## Given records

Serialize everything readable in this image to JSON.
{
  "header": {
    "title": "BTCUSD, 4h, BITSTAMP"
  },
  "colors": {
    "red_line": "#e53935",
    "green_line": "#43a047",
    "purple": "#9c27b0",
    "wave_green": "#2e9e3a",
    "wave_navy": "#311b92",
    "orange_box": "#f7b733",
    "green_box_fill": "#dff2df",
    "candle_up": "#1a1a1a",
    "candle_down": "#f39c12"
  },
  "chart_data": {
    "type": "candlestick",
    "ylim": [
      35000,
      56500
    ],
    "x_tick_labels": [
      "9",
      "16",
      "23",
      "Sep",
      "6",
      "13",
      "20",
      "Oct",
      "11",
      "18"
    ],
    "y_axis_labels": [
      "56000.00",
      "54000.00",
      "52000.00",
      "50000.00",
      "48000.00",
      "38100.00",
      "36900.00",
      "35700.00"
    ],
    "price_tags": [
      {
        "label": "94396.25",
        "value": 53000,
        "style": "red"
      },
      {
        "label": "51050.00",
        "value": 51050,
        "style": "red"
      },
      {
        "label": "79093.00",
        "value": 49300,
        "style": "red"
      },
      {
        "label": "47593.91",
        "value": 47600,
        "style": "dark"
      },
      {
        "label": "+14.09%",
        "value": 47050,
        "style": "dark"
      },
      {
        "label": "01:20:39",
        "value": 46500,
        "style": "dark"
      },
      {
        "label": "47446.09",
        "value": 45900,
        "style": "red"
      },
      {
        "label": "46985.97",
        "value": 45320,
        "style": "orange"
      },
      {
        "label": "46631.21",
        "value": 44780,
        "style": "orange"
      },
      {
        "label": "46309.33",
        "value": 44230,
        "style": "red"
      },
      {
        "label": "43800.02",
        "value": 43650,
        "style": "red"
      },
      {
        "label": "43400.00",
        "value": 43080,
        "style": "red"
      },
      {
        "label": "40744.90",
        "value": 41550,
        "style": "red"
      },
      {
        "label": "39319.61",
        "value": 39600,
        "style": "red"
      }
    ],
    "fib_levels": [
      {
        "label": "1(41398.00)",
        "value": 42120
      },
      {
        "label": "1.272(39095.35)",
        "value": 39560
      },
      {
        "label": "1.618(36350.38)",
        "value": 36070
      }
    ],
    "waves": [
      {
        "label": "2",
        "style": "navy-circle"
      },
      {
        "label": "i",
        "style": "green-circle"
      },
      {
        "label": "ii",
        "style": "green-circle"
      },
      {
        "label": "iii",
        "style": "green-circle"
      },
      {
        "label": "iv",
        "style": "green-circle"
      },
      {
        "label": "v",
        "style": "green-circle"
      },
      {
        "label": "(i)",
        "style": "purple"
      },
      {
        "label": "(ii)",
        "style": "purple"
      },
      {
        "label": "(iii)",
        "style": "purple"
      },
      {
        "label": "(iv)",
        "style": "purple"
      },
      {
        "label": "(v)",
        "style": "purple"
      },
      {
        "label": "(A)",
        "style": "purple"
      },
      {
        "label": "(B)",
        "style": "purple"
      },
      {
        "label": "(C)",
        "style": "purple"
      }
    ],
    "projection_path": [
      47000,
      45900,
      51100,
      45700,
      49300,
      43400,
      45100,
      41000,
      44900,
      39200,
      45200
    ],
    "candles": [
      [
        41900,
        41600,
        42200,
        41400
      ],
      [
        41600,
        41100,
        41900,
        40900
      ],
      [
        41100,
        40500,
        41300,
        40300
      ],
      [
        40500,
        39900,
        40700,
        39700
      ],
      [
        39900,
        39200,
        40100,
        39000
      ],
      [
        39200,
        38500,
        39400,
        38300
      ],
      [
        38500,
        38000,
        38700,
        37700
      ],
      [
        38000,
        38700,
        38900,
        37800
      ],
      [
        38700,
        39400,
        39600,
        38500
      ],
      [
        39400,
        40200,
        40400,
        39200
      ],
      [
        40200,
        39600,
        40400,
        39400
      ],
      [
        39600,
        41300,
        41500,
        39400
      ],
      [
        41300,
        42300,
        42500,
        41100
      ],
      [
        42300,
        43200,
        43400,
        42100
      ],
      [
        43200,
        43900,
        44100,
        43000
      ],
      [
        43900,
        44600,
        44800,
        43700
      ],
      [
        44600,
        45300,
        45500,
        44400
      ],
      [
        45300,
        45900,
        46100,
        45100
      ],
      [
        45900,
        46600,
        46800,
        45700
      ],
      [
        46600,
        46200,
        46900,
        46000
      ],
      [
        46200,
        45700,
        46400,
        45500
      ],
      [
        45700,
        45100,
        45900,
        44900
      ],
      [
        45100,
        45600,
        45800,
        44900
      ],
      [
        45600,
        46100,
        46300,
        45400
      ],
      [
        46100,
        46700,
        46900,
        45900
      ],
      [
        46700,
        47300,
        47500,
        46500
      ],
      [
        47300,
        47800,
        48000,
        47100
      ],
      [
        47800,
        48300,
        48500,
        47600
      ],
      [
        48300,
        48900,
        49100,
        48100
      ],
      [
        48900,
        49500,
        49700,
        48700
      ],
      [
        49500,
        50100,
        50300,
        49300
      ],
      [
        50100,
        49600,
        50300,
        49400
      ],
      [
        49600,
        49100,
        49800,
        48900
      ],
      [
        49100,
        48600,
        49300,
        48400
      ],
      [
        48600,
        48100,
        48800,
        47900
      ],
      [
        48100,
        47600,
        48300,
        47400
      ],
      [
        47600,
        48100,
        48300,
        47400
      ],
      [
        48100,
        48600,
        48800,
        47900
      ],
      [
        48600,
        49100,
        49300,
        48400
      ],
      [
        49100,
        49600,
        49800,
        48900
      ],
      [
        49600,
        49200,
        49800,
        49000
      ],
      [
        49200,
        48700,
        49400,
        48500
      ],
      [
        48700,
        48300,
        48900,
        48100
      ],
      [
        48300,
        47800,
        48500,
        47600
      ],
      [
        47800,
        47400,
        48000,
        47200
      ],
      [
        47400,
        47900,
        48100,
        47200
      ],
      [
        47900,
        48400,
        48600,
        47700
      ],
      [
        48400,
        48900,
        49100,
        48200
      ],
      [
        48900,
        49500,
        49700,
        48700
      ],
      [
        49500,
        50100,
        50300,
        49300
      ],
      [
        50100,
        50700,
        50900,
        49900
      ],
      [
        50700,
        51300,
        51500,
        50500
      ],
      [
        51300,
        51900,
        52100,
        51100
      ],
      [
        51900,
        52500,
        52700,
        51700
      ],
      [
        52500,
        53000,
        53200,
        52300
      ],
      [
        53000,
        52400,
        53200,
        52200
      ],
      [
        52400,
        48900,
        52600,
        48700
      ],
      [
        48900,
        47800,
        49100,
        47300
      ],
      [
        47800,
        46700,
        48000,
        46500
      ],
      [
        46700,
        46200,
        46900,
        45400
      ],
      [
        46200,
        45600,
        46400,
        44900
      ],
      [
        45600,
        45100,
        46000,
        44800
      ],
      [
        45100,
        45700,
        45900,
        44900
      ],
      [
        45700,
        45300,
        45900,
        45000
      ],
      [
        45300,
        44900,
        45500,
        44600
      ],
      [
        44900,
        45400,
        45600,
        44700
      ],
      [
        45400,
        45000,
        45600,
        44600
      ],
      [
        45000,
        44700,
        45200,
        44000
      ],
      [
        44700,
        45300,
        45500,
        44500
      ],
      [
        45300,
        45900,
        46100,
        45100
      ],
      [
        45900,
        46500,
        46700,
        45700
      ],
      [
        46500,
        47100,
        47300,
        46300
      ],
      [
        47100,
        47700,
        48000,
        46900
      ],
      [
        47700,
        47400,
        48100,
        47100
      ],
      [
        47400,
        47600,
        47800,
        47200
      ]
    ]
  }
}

## The exercise
Reproduce each entry exactly, leaving out nothing.

## Response to this exercise
Serialize everything readable in this image to JSON.
{
  "header": {
    "title": "BTCUSD, 4h, BITSTAMP"
  },
  "colors": {
    "red_line": "#e53935",
    "green_line": "#43a047",
    "purple": "#9c27b0",
    "wave_green": "#2e9e3a",
    "wave_navy": "#311b92",
    "orange_box": "#f7b733",
    "green_box_fill": "#dff2df",
    "candle_up": "#1a1a1a",
    "candle_down": "#f39c12"
  },
  "chart_data": {
    "type": "candlestick",
    "ylim": [
      35000,
      56500
    ],
    "x_tick_labels": [
      "9",
      "16",
      "23",
      "Sep",
      "6",
      "13",
      "20",
      "Oct",
      "11",
      "18"
    ],
    "y_axis_labels": [
      "56000.00",
      "54000.00",
      "52000.00",
      "50000.00",
      "48000.00",
      "38100.00",
      "36900.00",
      "35700.00"
    ],
    "price_tags": [
      {
        "label": "94396.25",
        "value": 53000,
        "style": "red"
      },
      {
        "label": "51050.00",
        "value": 51050,
        "style": "red"
      },
      {
        "label": "79093.00",
        "value": 49300,
        "style": "red"
      },
      {
        "label": "47593.91",
        "value": 47600,
        "style": "dark"
      },
      {
        "label": "+14.09%",
        "value": 47050,
        "style": "dark"
      },
      {
        "label": "01:20:39",
        "value": 46500,
        "style": "dark"
      },
      {
        "label": "47446.09",
        "value": 45900,
        "style": "red"
      },
      {
        "label": "46985.97",
        "value": 45320,
        "style": "orange"
      },
      {
        "label": "46631.21",
        "value": 44780,
        "style": "orange"
      },
      {
        "label": "46309.33",
        "value": 44230,
        "style": "red"
      },
      {
        "label": "43800.02",
        "value": 43650,
        "style": "red"
      },
      {
        "label": "43400.00",
        "value": 43080,
        "style": "red"
      },
      {
        "label": "40744.90",
        "value": 41550,
        "style": "red"
      },
      {
        "label": "39319.61",
        "value": 39600,
        "style": "red"
      }
    ],
    "fib_levels": [
      {
        "label": "1(41398.00)",
        "value": 42120
      },
      {
        "label": "1.272(39095.35)",
        "value": 39560
      },
      {
        "label": "1.618(36350.38)",
        "value": 36070
      }
    ],
    "waves": [
      {
        "label": "2",
        "style": "navy-circle"
      },
      {
        "label": "i",
        "style": "green-circle"
      },
      {
        "label": "ii",
        "style": "green-circle"
      },
      {
        "label": "iii",
        "style": "green-circle"
      },
      {
        "label": "iv",
        "style": "green-circle"
      },
      {
        "label": "v",
        "style": "green-circle"
      },
      {
        "label": "(i)",
        "style": "purple"
      },
      {
        "label": "(ii)",
        "style": "purple"
      },
      {
        "label": "(iii)",
        "style": "purple"
      },
      {
        "label": "(iv)",
        "style": "purple"
      },
      {
        "label": "(v)",
        "style": "purple"
      },
      {
        "label": "(A)",
        "style": "purple"
      },
      {
        "label": "(B)",
        "style": "purple"
      },
      {
        "label": "(C)",
        "style": "purple"
      }
    ],
    "projection_path": [
      47000,
      45900,
      51100,
      45700,
      49300,
      43400,
      45100,
      41000,
      44900,
      39200,
      45200
    ],
    "candles": [
      [
        41900,
        41600,
        42200,
        41400
      ],
      [
        41600,
        41100,
        41900,
        40900
      ],
      [
        41100,
        40500,
        41300,
        40300
      ],
      [
        40500,
        39900,
        40700,
        39700
      ],
      [
        39900,
        39200,
        40100,
        39000
      ],
      [
        39200,
        38500,
        39400,
        38300
      ],
      [
        38500,
        38000,
        38700,
        37700
      ],
      [
        38000,
        38700,
        38900,
        37800
      ],
      [
        38700,
        39400,
        39600,
        38500
      ],
      [
        39400,
        40200,
        40400,
        39200
      ],
      [
        40200,
        39600,
        40400,
        39400
      ],
      [
        39600,
        41300,
        41500,
        39400
      ],
      [
        41300,
        42300,
        42500,
        41100
      ],
      [
        42300,
        43200,
        43400,
        42100
      ],
      [
        43200,
        43900,
        44100,
        43000
      ],
      [
        43900,
        44600,
        44800,
        43700
      ],
      [
        44600,
        45300,
        45500,
        44400
      ],
      [
        45300,
        45900,
        46100,
        45100
      ],
      [
        45900,
        46600,
        46800,
        45700
      ],
      [
        46600,
        46200,
        46900,
        46000
      ],
      [
        46200,
        45700,
        46400,
        45500
      ],
      [
        45700,
        45100,
        45900,
        44900
      ],
      [
        45100,
        45600,
        45800,
        44900
      ],
      [
        45600,
        46100,
        46300,
        45400
      ],
      [
        46100,
        46700,
        46900,
        45900
      ],
      [
        46700,
        47300,
        47500,
        46500
      ],
      [
        47300,
        47800,
        48000,
        47100
      ],
      [
        47800,
        48300,
        48500,
        47600
      ],
      [
        48300,
        48900,
        49100,
        48100
      ],
      [
        48900,
        49500,
        49700,
        48700
      ],
      [
        49500,
        50100,
        50300,
        49300
      ],
      [
        50100,
        49600,
        50300,
        49400
      ],
      [
        49600,
        49100,
        49800,
        48900
      ],
      [
        49100,
        48600,
        49300,
        48400
      ],
      [
        48600,
        48100,
        48800,
        47900
      ],
      [
        48100,
        47600,
        48300,
        47400
      ],
      [
        47600,
        48100,
        48300,
        47400
      ],
      [
        48100,
        48600,
        48800,
        47900
      ],
      [
        48600,
        49100,
        49300,
        48400
      ],
      [
        49100,
        49600,
        49800,
        48900
      ],
      [
        49600,
        49200,
        49800,
        49000
      ],
      [
        49200,
        48700,
        49400,
        48500
      ],
      [
        48700,
        48300,
        48900,
        48100
      ],
      [
        48300,
        47800,
        48500,
        47600
      ],
      [
        47800,
        47400,
        48000,
        47200
      ],
      [
        47400,
        47900,
        48100,
        47200
      ],
      [
        47900,
        48400,
        48600,
        47700
      ],
      [
        48400,
        48900,
        49100,
        48200
      ],
      [
        48900,
        49500,
        49700,
        48700
      ],
      [
        49500,
        50100,
        50300,
        49300
      ],
      [
        50100,
        50700,
        50900,
        49900
      ],
      [
        50700,
        51300,
        51500,
        50500
      ],
      [
        51300,
        51900,
        52100,
        51100
      ],
      [
        51900,
        52500,
        52700,
        51700
      ],
      [
        52500,
        53000,
        53200,
        52300
      ],
      [
        53000,
        52400,
        53200,
        52200
      ],
      [
        52400,
        48900,
        52600,
        48700
      ],
      [
        48900,
        47800,
        49100,
        47300
      ],
      [
        47800,
        46700,
        48000,
        46500
      ],
      [
        46700,
        46200,
        46900,
        45400
      ],
      [
        46200,
        45600,
        46400,
        44900
      ],
      [
        45600,
        45100,
        46000,
        44800
      ],
      [
        45100,
        45700,
        45900,
        44900
      ],
      [
        45700,
        45300,
        45900,
        45000
      ],
      [
        45300,
        44900,
        45500,
        44600
      ],
      [
        44900,
        45400,
        45600,
        44700
      ],
      [
        45400,
        45000,
        45600,
        44600
      ],
      [
        45000,
        44700,
        45200,
        44000
      ],
      [
        44700,
        45300,
        45500,
        44500
      ],
      [
        45300,
        45900,
        46100,
        45100
      ],
      [
        45900,
        46500,
        46700,
        45700
      ],
      [
        46500,
        47100,
        47300,
        46300
      ],
      [
        47100,
        47700,
        48000,
        46900
      ],
      [
        47700,
        47400,
        48100,
        47100
      ],
      [
        47400,
        47600,
        47800,
        47200
      ]
    ]
  }
}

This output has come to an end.